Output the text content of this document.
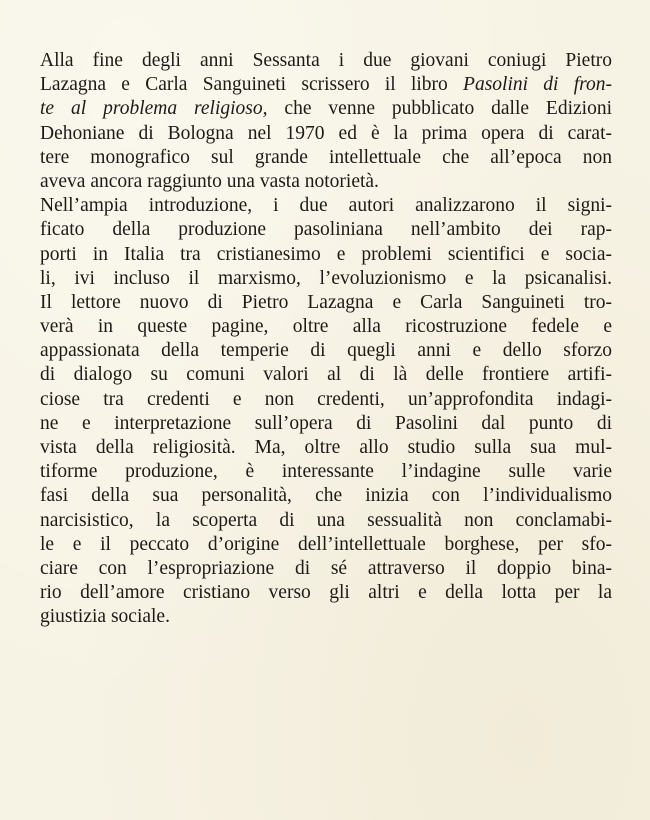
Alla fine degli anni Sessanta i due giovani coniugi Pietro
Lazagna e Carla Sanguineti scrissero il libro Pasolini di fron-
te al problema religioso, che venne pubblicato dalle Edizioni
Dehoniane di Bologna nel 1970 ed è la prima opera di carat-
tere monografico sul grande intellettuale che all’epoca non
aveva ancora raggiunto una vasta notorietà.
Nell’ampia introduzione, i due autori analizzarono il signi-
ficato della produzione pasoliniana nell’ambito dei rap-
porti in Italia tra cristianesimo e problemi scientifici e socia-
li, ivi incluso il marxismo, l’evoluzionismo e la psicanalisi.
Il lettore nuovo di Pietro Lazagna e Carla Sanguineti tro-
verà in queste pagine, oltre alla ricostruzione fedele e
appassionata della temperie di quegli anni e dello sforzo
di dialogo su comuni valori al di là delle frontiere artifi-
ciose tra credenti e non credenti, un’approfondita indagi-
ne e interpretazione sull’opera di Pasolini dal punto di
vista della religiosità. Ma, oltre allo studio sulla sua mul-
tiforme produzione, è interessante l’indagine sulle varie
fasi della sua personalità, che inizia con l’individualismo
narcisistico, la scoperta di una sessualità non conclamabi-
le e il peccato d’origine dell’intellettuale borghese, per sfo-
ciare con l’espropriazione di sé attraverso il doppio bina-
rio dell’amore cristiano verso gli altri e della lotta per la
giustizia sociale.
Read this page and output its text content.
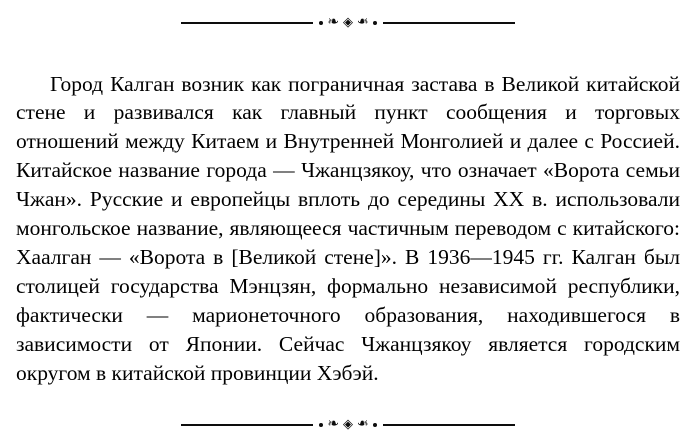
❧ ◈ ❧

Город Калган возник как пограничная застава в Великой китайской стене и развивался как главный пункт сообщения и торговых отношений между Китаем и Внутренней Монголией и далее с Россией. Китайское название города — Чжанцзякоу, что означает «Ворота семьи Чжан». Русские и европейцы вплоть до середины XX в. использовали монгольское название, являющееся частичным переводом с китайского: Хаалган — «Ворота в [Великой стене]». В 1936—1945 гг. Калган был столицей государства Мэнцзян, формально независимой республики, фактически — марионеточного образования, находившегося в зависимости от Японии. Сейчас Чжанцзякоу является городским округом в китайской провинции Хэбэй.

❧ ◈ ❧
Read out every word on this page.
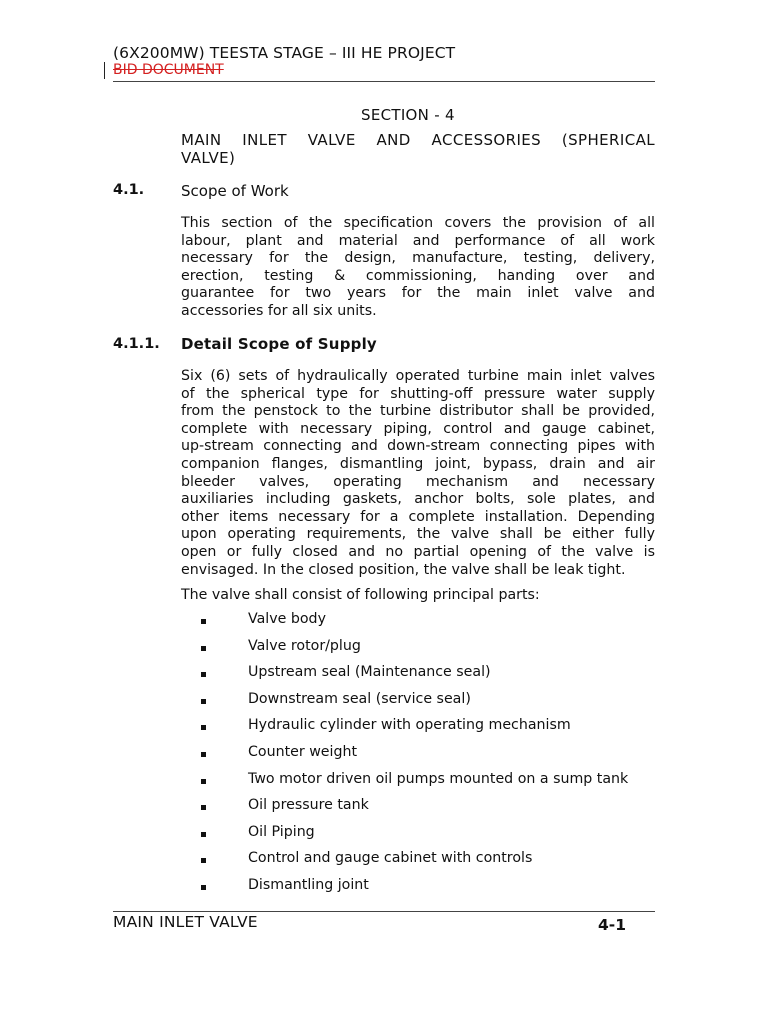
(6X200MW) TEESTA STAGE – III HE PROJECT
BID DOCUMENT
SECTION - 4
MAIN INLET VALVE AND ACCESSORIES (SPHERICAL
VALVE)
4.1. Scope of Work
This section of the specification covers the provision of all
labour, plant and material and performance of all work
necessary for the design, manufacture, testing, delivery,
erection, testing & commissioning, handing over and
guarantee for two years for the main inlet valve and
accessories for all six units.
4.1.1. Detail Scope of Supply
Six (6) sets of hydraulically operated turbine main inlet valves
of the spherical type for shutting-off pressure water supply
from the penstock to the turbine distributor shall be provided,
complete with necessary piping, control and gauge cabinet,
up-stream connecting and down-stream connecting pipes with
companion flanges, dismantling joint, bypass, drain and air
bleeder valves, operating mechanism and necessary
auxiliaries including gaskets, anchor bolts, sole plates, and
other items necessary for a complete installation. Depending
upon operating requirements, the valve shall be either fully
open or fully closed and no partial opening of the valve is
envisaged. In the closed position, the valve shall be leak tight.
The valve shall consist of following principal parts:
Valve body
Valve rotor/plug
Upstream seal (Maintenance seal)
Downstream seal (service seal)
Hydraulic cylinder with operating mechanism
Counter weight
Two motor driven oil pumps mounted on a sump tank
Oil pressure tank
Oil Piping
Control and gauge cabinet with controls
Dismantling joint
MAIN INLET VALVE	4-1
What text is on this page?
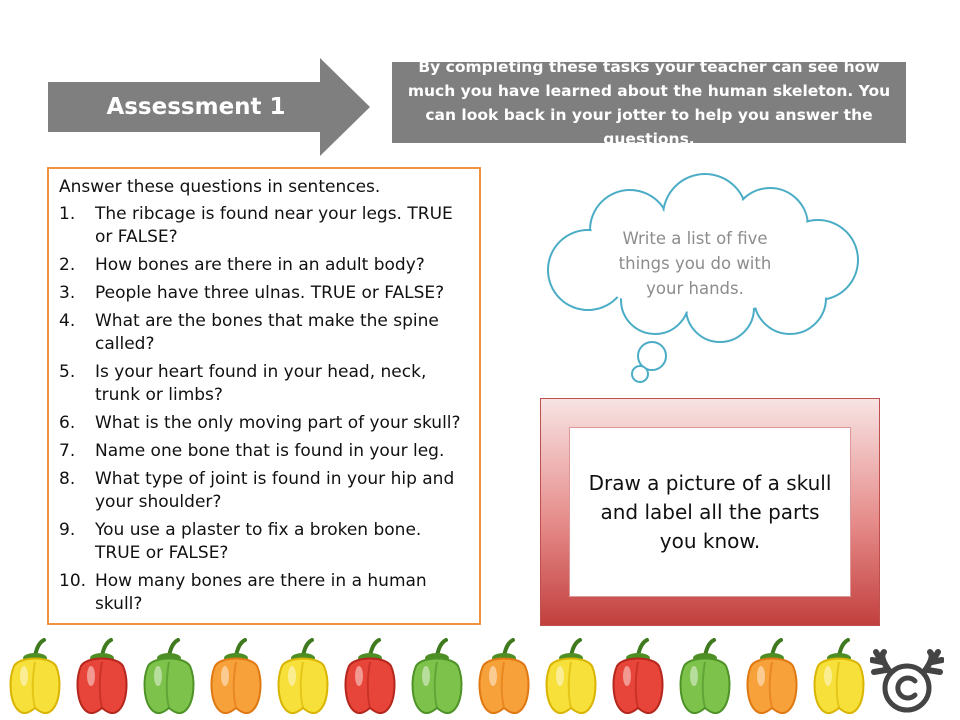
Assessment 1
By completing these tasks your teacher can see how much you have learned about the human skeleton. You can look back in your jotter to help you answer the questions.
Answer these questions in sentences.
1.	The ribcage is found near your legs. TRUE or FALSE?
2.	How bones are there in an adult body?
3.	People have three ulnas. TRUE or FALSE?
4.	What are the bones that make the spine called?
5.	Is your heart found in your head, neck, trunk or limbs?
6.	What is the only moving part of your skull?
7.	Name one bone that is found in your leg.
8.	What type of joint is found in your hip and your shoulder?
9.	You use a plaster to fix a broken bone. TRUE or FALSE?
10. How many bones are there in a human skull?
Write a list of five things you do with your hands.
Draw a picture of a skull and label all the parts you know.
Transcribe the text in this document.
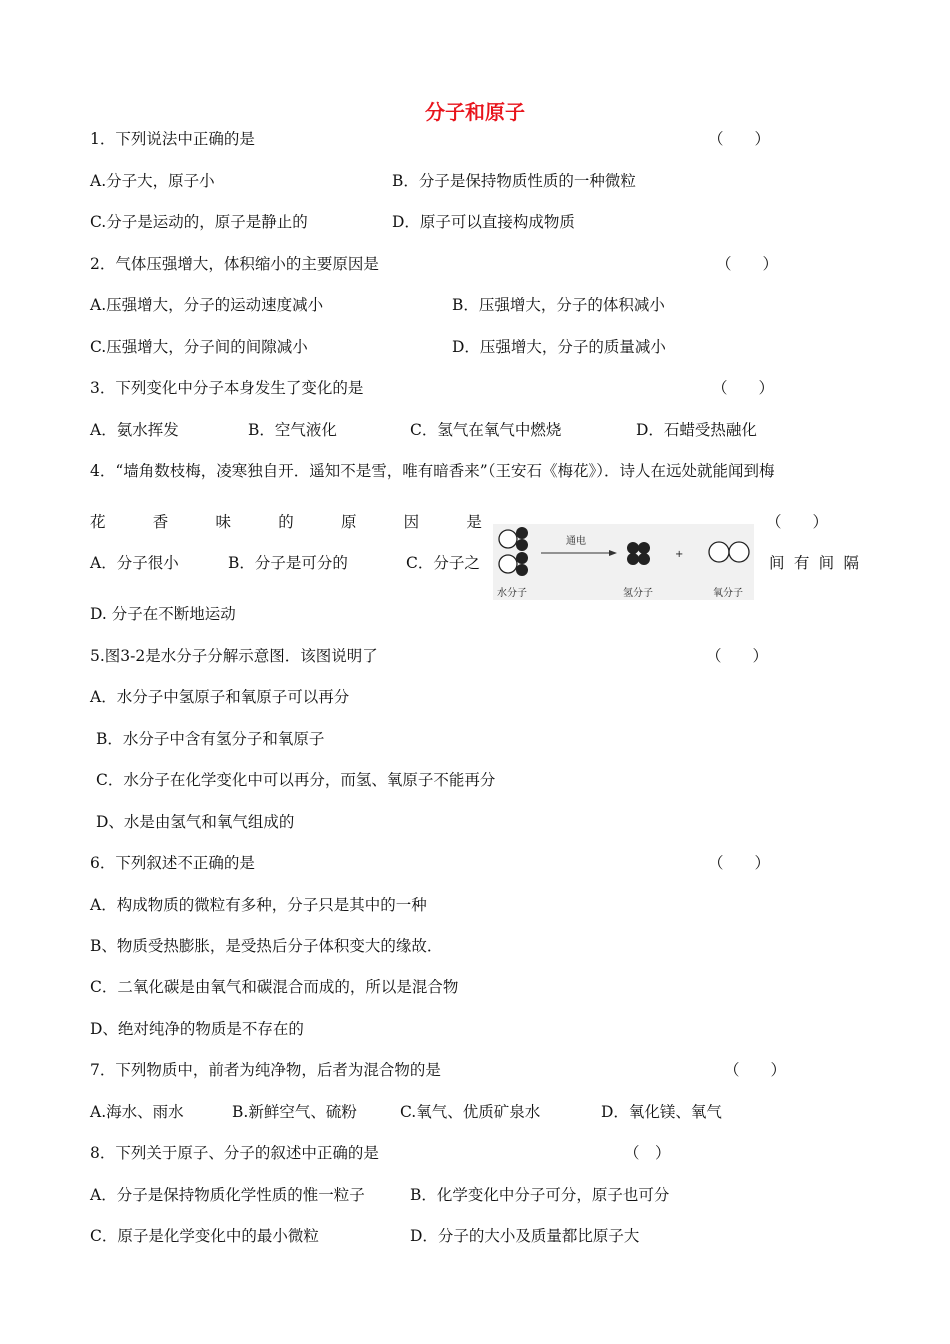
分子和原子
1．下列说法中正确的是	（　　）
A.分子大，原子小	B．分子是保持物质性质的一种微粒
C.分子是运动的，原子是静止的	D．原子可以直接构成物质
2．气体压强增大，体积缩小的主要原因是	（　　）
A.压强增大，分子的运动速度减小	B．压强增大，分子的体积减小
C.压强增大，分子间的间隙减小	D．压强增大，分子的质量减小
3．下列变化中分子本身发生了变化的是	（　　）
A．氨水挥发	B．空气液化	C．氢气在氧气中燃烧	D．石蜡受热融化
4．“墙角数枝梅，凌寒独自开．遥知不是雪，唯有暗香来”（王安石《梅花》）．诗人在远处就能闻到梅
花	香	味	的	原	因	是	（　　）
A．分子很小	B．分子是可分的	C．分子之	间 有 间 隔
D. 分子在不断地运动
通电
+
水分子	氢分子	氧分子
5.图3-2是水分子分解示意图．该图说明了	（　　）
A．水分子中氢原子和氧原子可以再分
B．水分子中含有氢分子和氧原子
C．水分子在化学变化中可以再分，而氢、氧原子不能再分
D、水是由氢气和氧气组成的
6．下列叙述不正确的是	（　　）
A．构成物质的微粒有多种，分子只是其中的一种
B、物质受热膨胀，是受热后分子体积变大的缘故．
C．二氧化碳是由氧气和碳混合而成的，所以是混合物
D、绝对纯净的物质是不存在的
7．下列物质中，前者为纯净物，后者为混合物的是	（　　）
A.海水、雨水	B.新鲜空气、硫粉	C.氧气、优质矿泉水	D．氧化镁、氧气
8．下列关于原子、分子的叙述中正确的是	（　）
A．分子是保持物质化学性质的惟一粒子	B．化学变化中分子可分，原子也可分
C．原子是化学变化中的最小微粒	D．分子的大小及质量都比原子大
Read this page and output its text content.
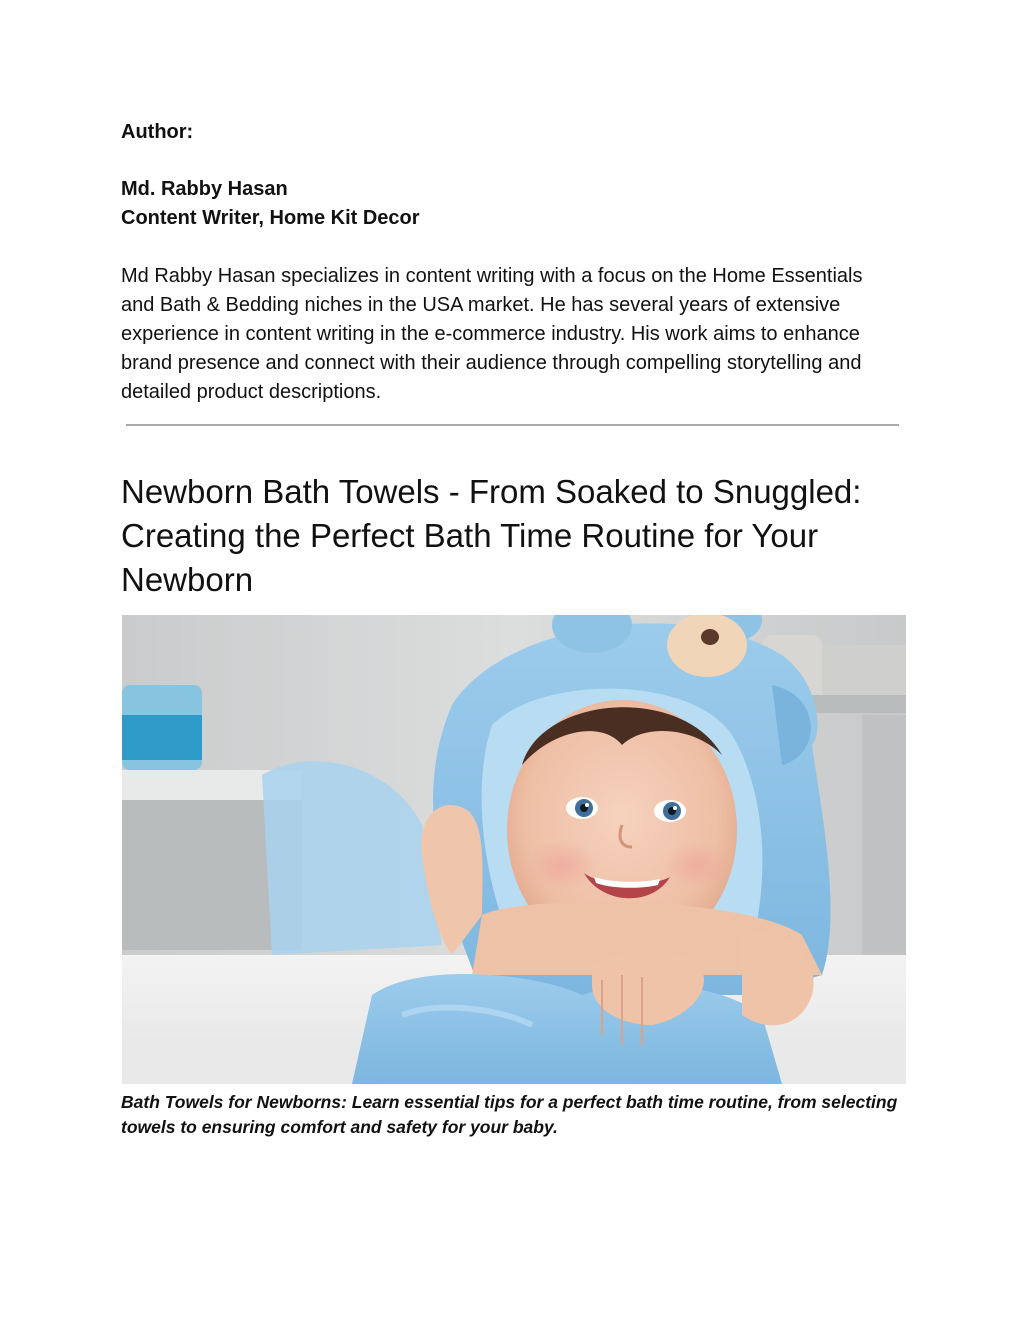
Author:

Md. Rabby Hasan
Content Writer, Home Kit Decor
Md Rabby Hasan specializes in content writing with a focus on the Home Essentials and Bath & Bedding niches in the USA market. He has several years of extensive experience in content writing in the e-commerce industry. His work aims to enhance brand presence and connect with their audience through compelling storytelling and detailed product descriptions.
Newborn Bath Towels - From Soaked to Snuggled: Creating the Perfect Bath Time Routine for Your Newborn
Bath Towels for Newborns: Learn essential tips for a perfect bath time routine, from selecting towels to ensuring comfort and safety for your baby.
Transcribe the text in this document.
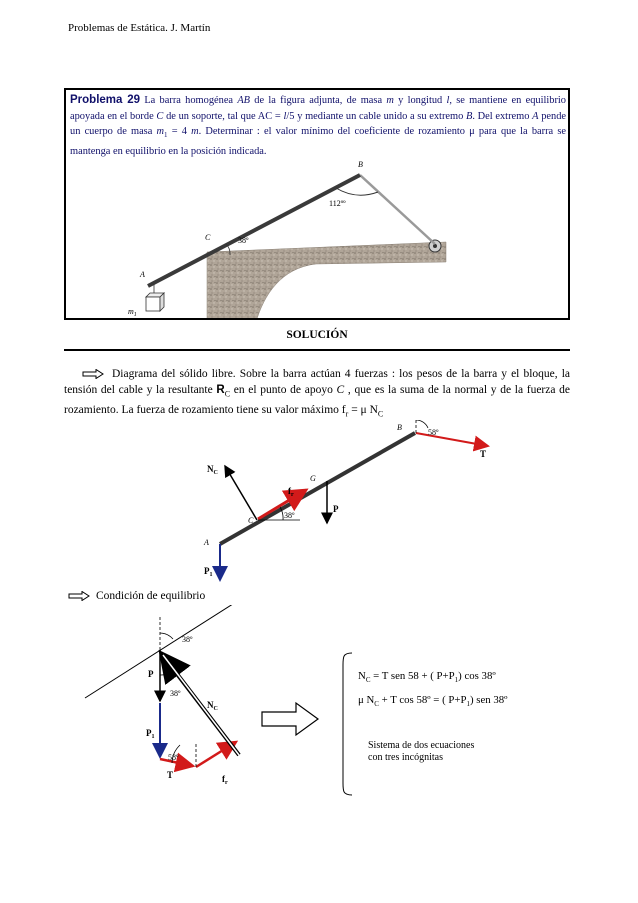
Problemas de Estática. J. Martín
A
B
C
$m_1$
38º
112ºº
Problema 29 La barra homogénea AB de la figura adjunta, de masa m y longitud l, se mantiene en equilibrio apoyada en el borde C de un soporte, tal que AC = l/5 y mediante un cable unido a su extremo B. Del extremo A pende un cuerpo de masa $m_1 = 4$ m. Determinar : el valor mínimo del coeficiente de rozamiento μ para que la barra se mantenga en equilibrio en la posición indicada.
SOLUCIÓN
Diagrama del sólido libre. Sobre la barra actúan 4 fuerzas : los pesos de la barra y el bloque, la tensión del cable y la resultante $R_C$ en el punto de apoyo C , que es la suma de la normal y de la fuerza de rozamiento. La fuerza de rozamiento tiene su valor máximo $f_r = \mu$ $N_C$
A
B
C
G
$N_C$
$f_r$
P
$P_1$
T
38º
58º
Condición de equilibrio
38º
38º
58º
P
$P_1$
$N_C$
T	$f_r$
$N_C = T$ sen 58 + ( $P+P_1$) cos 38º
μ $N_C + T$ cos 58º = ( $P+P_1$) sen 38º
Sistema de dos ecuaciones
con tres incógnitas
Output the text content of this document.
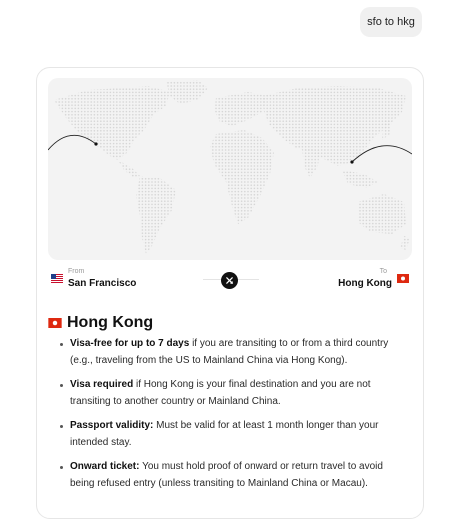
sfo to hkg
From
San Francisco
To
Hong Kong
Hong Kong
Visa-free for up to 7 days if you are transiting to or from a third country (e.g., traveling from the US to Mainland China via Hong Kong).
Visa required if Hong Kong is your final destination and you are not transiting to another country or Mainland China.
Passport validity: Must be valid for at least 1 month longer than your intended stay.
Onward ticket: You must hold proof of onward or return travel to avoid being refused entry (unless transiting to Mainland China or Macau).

WHAT THE TASK REQUIRES
Look through the entries above. Extract each line with the word "questions".

RESULT FOR THIS EXERCISE
By completing these tasks your teacher can see how much you have learned about the human skeleton. You can look back in your jotter to help you answer the questions.
Answer these questions in sentences.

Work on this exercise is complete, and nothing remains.